> _Task to carry out_
Without the pictures, print each of the records below exactly as it appears.

Collected data entries
::::::
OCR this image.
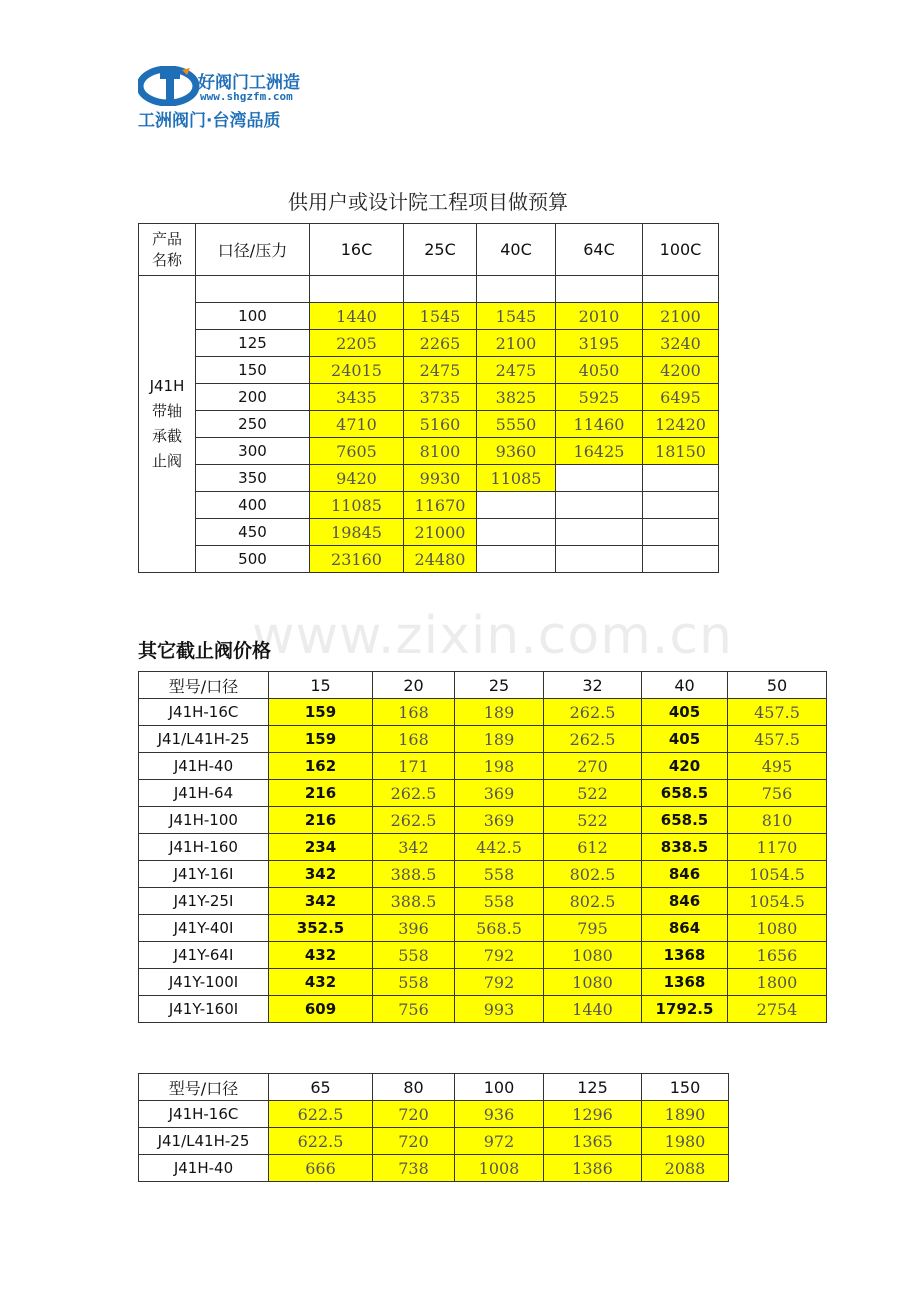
好阀门工洲造
www.shgzfm.com
工洲阀门·台湾品质
供用户或设计院工程项目做预算
产品名称	口径/压力	16C	25C	40C	64C	100C
J41H带轴承截止阀						
	100	1440	1545	1545	2010	2100
	125	2205	2265	2100	3195	3240
	150	24015	2475	2475	4050	4200
	200	3435	3735	3825	5925	6495
	250	4710	5160	5550	11460	12420
	300	7605	8100	9360	16425	18150
	350	9420	9930	11085		
	400	11085	11670			
	450	19845	21000			
	500	23160	24480			
www.zixin.com.cn
其它截止阀价格
型号/口径	15	20	25	32	40	50
J41H-16C	159	168	189	262.5	405	457.5
J41/L41H-25	159	168	189	262.5	405	457.5
J41H-40	162	171	198	270	420	495
J41H-64	216	262.5	369	522	658.5	756
J41H-100	216	262.5	369	522	658.5	810
J41H-160	234	342	442.5	612	838.5	1170
J41Y-16I	342	388.5	558	802.5	846	1054.5
J41Y-25I	342	388.5	558	802.5	846	1054.5
J41Y-40I	352.5	396	568.5	795	864	1080
J41Y-64I	432	558	792	1080	1368	1656
J41Y-100I	432	558	792	1080	1368	1800
J41Y-160I	609	756	993	1440	1792.5	2754
型号/口径	65	80	100	125	150
J41H-16C	622.5	720	936	1296	1890
J41/L41H-25	622.5	720	972	1365	1980
J41H-40	666	738	1008	1386	2088
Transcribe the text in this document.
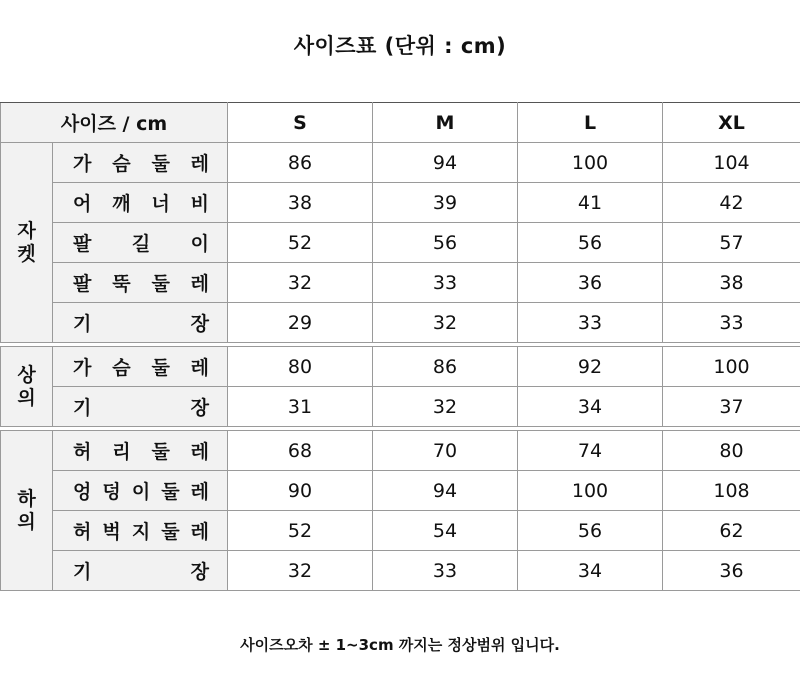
사이즈표 (단위 : cm)
사이즈 / cm		S	M	L	XL

자
켓	가 슴 둘 레	86	94	100	104

	어 깨 너 비	38	39	41	42

	팔 길 이	52	56	56	57

	팔 뚝 둘 레	32	33	36	38

	기 장	29	32	33	33

상
의	가 슴 둘 레	80	86	92	100

	기 장	31	32	34	37

하
의	허 리 둘 레	68	70	74	80

	엉 덩 이 둘 레	90	94	100	108

	허 벅 지 둘 레	52	54	56	62

	기 장	32	33	34	36
사이즈오차 ± 1~3cm 까지는 정상범위 입니다.
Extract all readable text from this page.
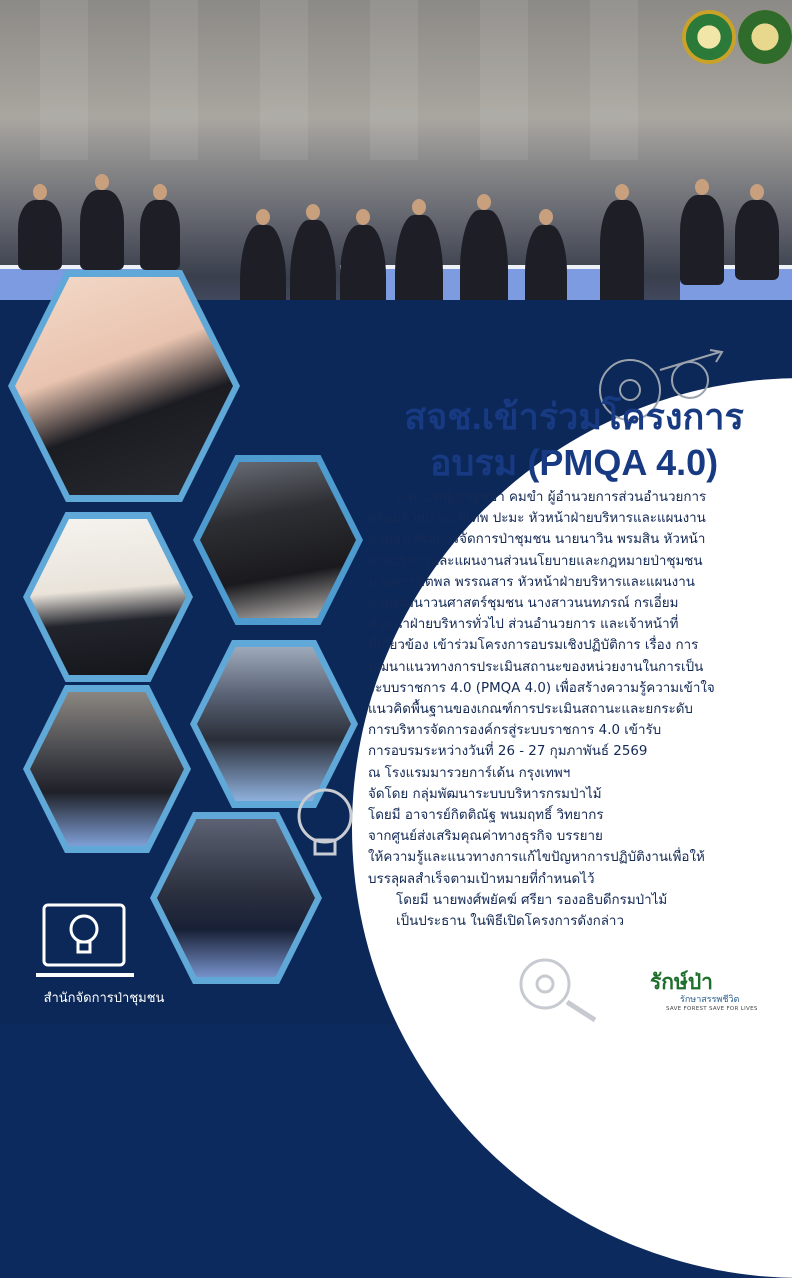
สจช.เข้าร่วมโครงการ
อบรม (PMQA 4.0)

ส.ต.อ.หญิงณัฐชยา คมขำ ผู้อำนวยการส่วนอำนวยการ

พร้อมด้วยนายอดิเทพ ปะมะ หัวหน้าฝ่ายบริหารและแผนงาน

ส่วนส่งเสริมการจัดการป่าชุมชน นายนาวิน พรมสิน หัวหน้า

ฝ่ายบริหารและแผนงานส่วนนโยบายและกฎหมายป่าชุมชน

นายครรชิตพล พรรณสาร หัวหน้าฝ่ายบริหารและแผนงาน

ส่วนพัฒนาวนศาสตร์ชุมชน นางสาวนนทภรณ์ กรเอี่ยม

หัวหน้าฝ่ายบริหารทั่วไป ส่วนอำนวยการ และเจ้าหน้าที่

ที่เกี่ยวข้อง เข้าร่วมโครงการอบรมเชิงปฏิบัติการ เรื่อง การ

พัฒนาแนวทางการประเมินสถานะของหน่วยงานในการเป็น

ระบบราชการ 4.0 (PMQA 4.0) เพื่อสร้างความรู้ความเข้าใจ

แนวคิดพื้นฐานของเกณฑ์การประเมินสถานะและยกระดับ

การบริหารจัดการองค์กรสู่ระบบราชการ 4.0 เข้ารับ

การอบรมระหว่างวันที่ 26 - 27 กุมภาพันธ์ 2569

ณ โรงแรมมารวยการ์เด้น กรุงเทพฯ

จัดโดย กลุ่มพัฒนาระบบบริหารกรมป่าไม้

โดยมี อาจารย์กิตติณัฐ พนมฤทธิ์ วิทยากร

จากศูนย์ส่งเสริมคุณค่าทางธุรกิจ บรรยาย

ให้ความรู้และแนวทางการแก้ไขปัญหาการปฏิบัติงานเพื่อให้

บรรลุผลสำเร็จตามเป้าหมายที่กำหนดไว้

โดยมี นายพงศ์พยัคฆ์ ศรียา รองอธิบดีกรมป่าไม้

เป็นประธาน ในพิธีเปิดโครงการดังกล่าว

สำนักจัดการป่าชุมชน
รักษ์ป่า
รักษาสรรพชีวิต
SAVE FOREST SAVE FOR LIVES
::::::
> _Exercise solution_
OCR this image.
好阀门工洲造
www.shgzfm.com
工洲阀门·台湾品质
供用户或设计院工程项目做预算
产品名称	口径/压力	16C	25C	40C	64C	100C
J41H带轴承截止阀						
	100	1440	1545	1545	2010	2100
	125	2205	2265	2100	3195	3240
	150	24015	2475	2475	4050	4200
	200	3435	3735	3825	5925	6495
	250	4710	5160	5550	11460	12420
	300	7605	8100	9360	16425	18150
	350	9420	9930	11085		
	400	11085	11670			
	450	19845	21000			
	500	23160	24480			
www.zixin.com.cn
其它截止阀价格
型号/口径	15	20	25	32	40	50
J41H-16C	159	168	189	262.5	405	457.5
J41/L41H-25	159	168	189	262.5	405	457.5
J41H-40	162	171	198	270	420	495
J41H-64	216	262.5	369	522	658.5	756
J41H-100	216	262.5	369	522	658.5	810
J41H-160	234	342	442.5	612	838.5	1170
J41Y-16I	342	388.5	558	802.5	846	1054.5
J41Y-25I	342	388.5	558	802.5	846	1054.5
J41Y-40I	352.5	396	568.5	795	864	1080
J41Y-64I	432	558	792	1080	1368	1656
J41Y-100I	432	558	792	1080	1368	1800
J41Y-160I	609	756	993	1440	1792.5	2754
型号/口径	65	80	100	125	150
J41H-16C	622.5	720	936	1296	1890
J41/L41H-25	622.5	720	972	1365	1980
J41H-40	666	738	1008	1386	2088
Transcribe the text in this document.
사이즈표 (단위 : cm)
사이즈 / cm		S	M	L	XL

자
켓	가 슴 둘 레	86	94	100	104

	어 깨 너 비	38	39	41	42

	팔 길 이	52	56	56	57

	팔 뚝 둘 레	32	33	36	38

	기 장	29	32	33	33

상
의	가 슴 둘 레	80	86	92	100

	기 장	31	32	34	37

하
의	허 리 둘 레	68	70	74	80

	엉 덩 이 둘 레	90	94	100	108

	허 벅 지 둘 레	52	54	56	62

	기 장	32	33	34	36
사이즈오차 ± 1~3cm 까지는 정상범위 입니다.
Extract all readable text from this page.
สจช.เข้าร่วมโครงการ
อบรม (PMQA 4.0)

ส.ต.อ.หญิงณัฐชยา คมขำ ผู้อำนวยการส่วนอำนวยการ

พร้อมด้วยนายอดิเทพ ปะมะ หัวหน้าฝ่ายบริหารและแผนงาน

ส่วนส่งเสริมการจัดการป่าชุมชน นายนาวิน พรมสิน หัวหน้า

ฝ่ายบริหารและแผนงานส่วนนโยบายและกฎหมายป่าชุมชน

นายครรชิตพล พรรณสาร หัวหน้าฝ่ายบริหารและแผนงาน

ส่วนพัฒนาวนศาสตร์ชุมชน นางสาวนนทภรณ์ กรเอี่ยม

หัวหน้าฝ่ายบริหารทั่วไป ส่วนอำนวยการ และเจ้าหน้าที่

ที่เกี่ยวข้อง เข้าร่วมโครงการอบรมเชิงปฏิบัติการ เรื่อง การ

พัฒนาแนวทางการประเมินสถานะของหน่วยงานในการเป็น

ระบบราชการ 4.0 (PMQA 4.0) เพื่อสร้างความรู้ความเข้าใจ

แนวคิดพื้นฐานของเกณฑ์การประเมินสถานะและยกระดับ

การบริหารจัดการองค์กรสู่ระบบราชการ 4.0 เข้ารับ

การอบรมระหว่างวันที่ 26 - 27 กุมภาพันธ์ 2569

ณ โรงแรมมารวยการ์เด้น กรุงเทพฯ

จัดโดย กลุ่มพัฒนาระบบบริหารกรมป่าไม้

โดยมี อาจารย์กิตติณัฐ พนมฤทธิ์ วิทยากร

จากศูนย์ส่งเสริมคุณค่าทางธุรกิจ บรรยาย

ให้ความรู้และแนวทางการแก้ไขปัญหาการปฏิบัติงานเพื่อให้

บรรลุผลสำเร็จตามเป้าหมายที่กำหนดไว้

โดยมี นายพงศ์พยัคฆ์ ศรียา รองอธิบดีกรมป่าไม้

เป็นประธาน ในพิธีเปิดโครงการดังกล่าว

สำนักจัดการป่าชุมชน
รักษ์ป่า
รักษาสรรพชีวิต
SAVE FOREST SAVE FOR LIVES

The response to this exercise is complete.